> [Text extract]:
Simulating data from a VAR(1) model

Simulating time series data.

In the previous document you simulated data according to an AR(1) model. Now, you will simulate data for a vector autoregressive model of order 1, a VAR(1) model. This is an autoregressive model for multiple dependent variables that are regressed on themselves (autoregression) and each other (crossregression).

1 Read up on vector autoregressive models. For example, start with section 1.2 and section 3.1 (up to “The model as defined….” on page 69) in my dissertation.

Study equation 3.2 and 3.3. Because there are multiple dependent variables, the equations are now specified in terms of vectors and matrices.

Now go to the section ‘example’ on https://en.wikipedia.org/wiki/Vector_autoregression. You see two sets of equations here. One in terms of matrices, and one with two equations that are not in terms of matrices (each regression equation has a single dependent variable).

Use matrix algebra (do this by hand, with pen and paper) to get from the matrix specification at the top, to the two equations at the bottom. For this you will need matrix addition “Entrywise sum”: https://en.wikipedia.org/wiki/Matrix_addition, and matrix multiplication “matrix product”: https://www.mathsisfun.com/algebra/matrix-multiplying.html.

2 Choose two suitable (in theory normally distributed) variables that will serve as your two dependent variables, and think about how frequently you will measure both of them. Choose the number of repeated measurements you want to generate for both variables and store this number in object `T’.

> [Available data]:
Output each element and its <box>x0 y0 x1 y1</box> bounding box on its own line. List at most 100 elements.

> [Task set]:
a - Reproduce the passage of the VAR(1) simulation text above that starts with the words containing "1 Read up on" and ends with "single dependent variable).".
b - List every web address that appears in the VAR(1) simulation text.

> [Worked answers]:
a -
1 Read up on vector autoregressive models. For example, start with section 1.2 and section 3.1 (up to “The model as defined….” on page 69) in my dissertation.

Study equation 3.2 and 3.3. Because there are multiple dependent variables, the equations are now specified in terms of vectors and matrices.

Now go to the section ‘example’ on https://en.wikipedia.org/wiki/Vector_autoregression. You see two sets of equations here. One in terms of matrices, and one with two equations that are not in terms of matrices (each regression equation has a single dependent variable).

b -
https://en.wikipedia.org/wiki/Vector_autoregression
https://en.wikipedia.org/wiki/Matrix_addition
https://www.mathsisfun.com/algebra/matrix-multiplying.html